◆ Prompt ◆
Your answer should be one number: how many lines of the data include the string "control"?
——
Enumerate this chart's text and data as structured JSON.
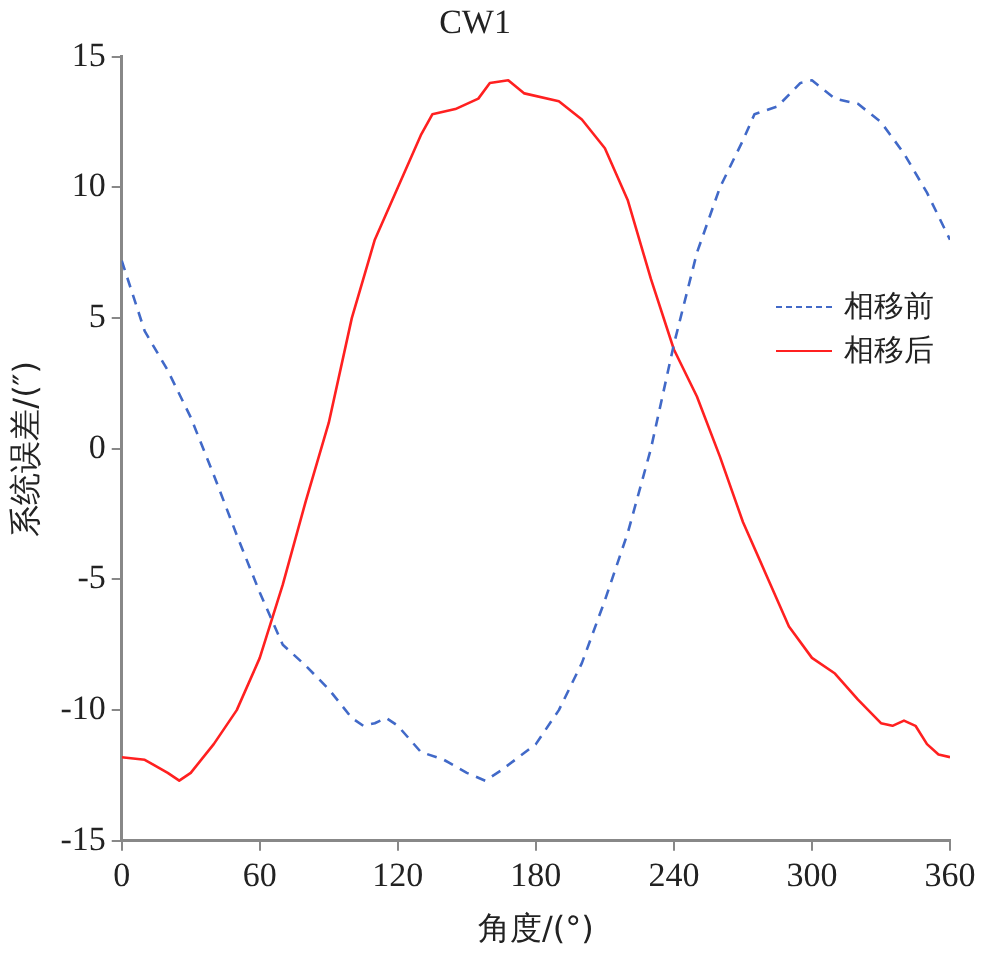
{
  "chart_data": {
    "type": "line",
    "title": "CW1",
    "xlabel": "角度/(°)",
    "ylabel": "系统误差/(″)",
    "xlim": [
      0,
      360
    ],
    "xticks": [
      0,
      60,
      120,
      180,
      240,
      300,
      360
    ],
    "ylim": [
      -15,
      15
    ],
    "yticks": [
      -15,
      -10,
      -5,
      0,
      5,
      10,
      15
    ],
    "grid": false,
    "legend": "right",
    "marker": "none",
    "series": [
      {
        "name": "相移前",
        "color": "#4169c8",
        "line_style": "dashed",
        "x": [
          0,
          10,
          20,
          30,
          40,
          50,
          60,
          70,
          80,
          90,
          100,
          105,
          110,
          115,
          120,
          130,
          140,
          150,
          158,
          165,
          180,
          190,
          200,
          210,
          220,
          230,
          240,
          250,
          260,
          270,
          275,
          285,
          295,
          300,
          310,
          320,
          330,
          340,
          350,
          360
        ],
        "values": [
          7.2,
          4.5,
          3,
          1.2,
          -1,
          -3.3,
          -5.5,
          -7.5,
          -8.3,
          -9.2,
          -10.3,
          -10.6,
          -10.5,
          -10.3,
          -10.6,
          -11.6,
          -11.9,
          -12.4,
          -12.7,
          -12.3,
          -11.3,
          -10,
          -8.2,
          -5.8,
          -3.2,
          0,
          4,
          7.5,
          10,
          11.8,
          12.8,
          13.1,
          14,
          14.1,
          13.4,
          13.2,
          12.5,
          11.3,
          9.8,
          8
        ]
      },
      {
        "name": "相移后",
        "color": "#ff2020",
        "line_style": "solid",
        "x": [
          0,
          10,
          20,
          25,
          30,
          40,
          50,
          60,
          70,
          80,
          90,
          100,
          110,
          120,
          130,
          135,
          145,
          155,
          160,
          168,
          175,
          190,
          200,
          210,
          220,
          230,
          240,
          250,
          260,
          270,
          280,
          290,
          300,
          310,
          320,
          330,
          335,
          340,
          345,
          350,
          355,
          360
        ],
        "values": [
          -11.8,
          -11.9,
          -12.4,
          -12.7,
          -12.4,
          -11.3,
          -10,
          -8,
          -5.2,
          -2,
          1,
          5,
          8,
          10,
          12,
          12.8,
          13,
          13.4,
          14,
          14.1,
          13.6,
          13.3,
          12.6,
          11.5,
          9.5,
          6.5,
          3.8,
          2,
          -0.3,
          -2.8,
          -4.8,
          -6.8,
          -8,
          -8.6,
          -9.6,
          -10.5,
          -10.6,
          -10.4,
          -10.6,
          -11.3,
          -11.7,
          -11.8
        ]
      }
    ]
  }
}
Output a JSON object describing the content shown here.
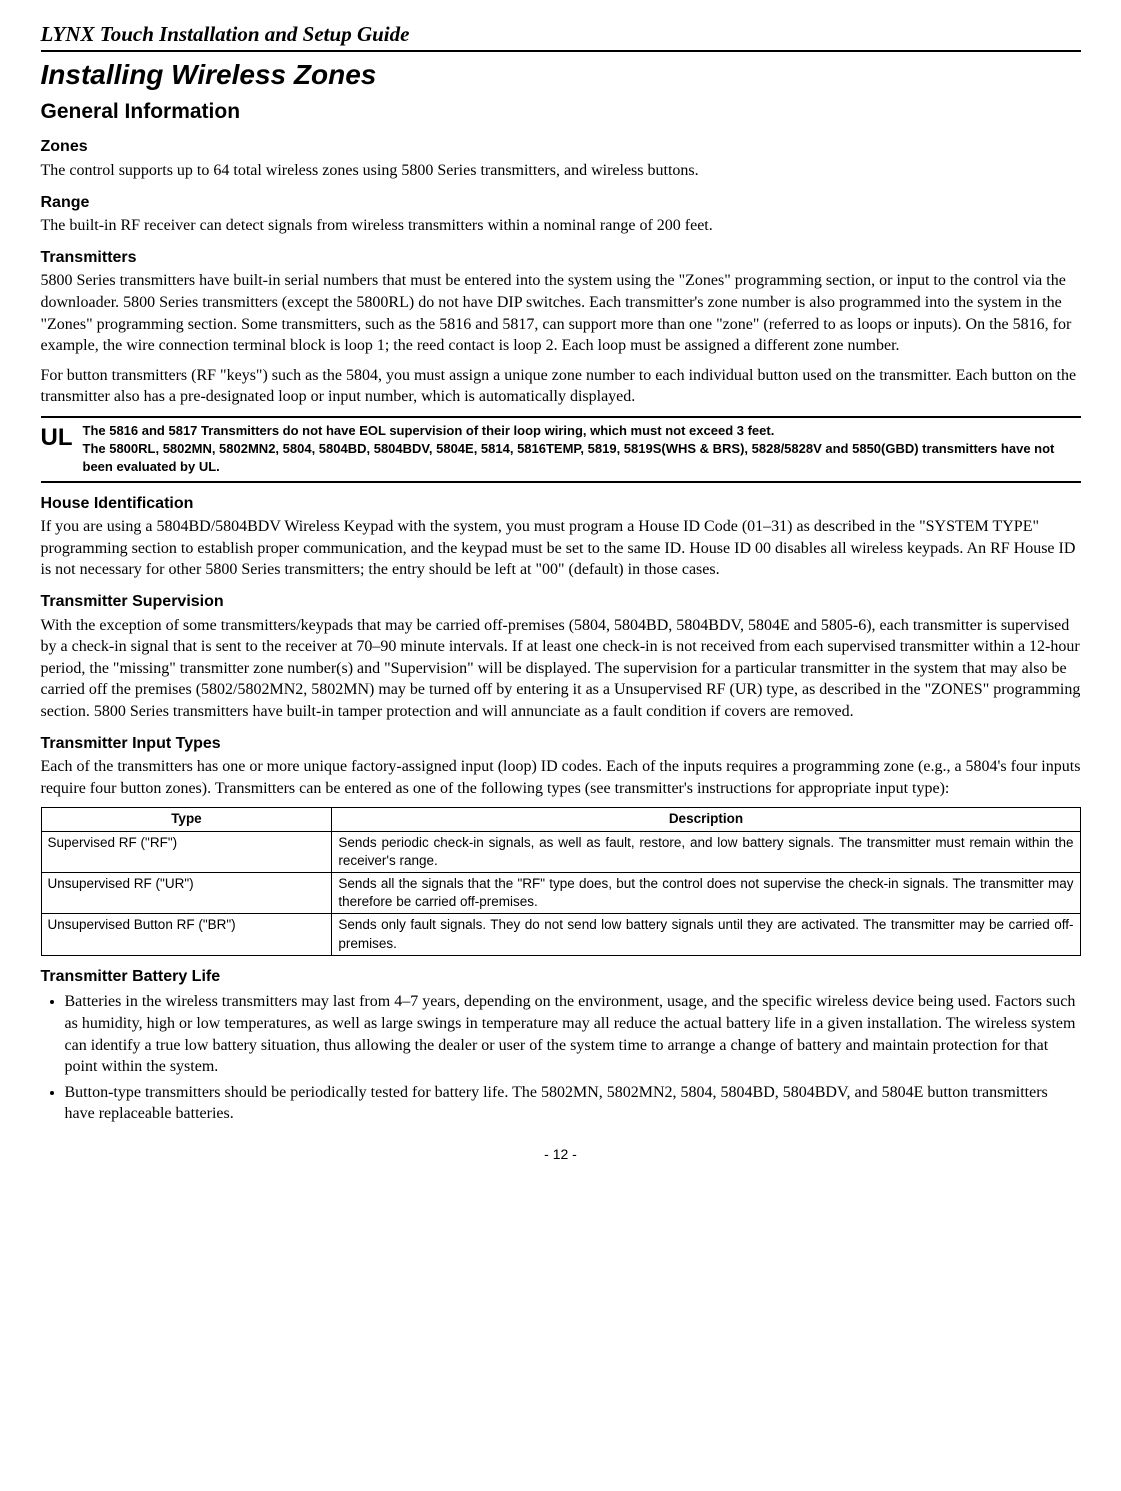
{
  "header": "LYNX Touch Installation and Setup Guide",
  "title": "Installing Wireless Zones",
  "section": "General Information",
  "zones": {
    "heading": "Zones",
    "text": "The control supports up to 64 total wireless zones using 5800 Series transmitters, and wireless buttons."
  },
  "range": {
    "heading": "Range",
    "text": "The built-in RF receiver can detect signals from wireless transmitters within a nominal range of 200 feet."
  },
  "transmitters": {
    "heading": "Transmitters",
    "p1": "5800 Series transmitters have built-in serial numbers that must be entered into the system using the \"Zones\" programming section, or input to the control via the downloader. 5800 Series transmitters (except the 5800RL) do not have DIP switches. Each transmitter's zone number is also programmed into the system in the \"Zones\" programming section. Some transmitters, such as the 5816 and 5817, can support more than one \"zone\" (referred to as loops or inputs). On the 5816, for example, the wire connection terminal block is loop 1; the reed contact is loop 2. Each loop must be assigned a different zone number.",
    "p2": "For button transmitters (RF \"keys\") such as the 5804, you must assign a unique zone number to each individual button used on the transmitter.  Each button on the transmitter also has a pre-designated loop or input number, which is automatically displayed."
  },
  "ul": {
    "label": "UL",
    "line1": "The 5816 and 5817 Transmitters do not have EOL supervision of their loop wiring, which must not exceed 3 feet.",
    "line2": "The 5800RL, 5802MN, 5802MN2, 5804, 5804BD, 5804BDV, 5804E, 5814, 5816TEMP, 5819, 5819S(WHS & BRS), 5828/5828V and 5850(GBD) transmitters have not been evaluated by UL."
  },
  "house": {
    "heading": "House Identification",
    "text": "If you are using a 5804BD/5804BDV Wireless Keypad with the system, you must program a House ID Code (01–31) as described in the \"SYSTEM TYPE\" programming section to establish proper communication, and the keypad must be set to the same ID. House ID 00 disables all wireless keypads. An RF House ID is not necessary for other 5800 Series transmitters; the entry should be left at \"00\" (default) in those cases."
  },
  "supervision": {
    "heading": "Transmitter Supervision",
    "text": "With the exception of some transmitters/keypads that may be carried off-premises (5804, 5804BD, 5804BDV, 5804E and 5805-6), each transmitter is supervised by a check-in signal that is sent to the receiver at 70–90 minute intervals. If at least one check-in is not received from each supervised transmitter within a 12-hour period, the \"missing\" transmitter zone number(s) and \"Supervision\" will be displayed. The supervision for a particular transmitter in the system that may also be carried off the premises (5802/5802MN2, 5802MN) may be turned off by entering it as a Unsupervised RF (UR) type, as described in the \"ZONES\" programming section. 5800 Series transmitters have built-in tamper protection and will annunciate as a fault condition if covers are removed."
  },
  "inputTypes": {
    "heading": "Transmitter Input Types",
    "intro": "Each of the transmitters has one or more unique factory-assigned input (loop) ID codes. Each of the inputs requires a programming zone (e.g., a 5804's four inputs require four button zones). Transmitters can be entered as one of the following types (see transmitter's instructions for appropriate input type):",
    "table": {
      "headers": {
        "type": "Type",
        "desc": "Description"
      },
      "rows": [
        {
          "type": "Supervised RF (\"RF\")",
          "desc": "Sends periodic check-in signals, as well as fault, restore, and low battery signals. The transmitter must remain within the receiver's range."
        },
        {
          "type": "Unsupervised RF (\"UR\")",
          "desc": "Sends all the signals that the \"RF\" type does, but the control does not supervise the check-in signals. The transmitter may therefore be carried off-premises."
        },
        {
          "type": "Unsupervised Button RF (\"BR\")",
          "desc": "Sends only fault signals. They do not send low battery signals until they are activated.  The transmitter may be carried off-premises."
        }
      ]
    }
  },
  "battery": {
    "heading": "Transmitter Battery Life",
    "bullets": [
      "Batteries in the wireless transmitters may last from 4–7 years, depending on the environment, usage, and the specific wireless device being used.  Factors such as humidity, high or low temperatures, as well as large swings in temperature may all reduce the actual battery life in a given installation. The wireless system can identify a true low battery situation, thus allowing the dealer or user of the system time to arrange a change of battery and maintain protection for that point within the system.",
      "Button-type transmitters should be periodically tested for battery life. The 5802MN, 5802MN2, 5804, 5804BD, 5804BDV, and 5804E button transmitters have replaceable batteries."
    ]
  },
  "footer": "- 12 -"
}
——
◆ Written answer ◆
3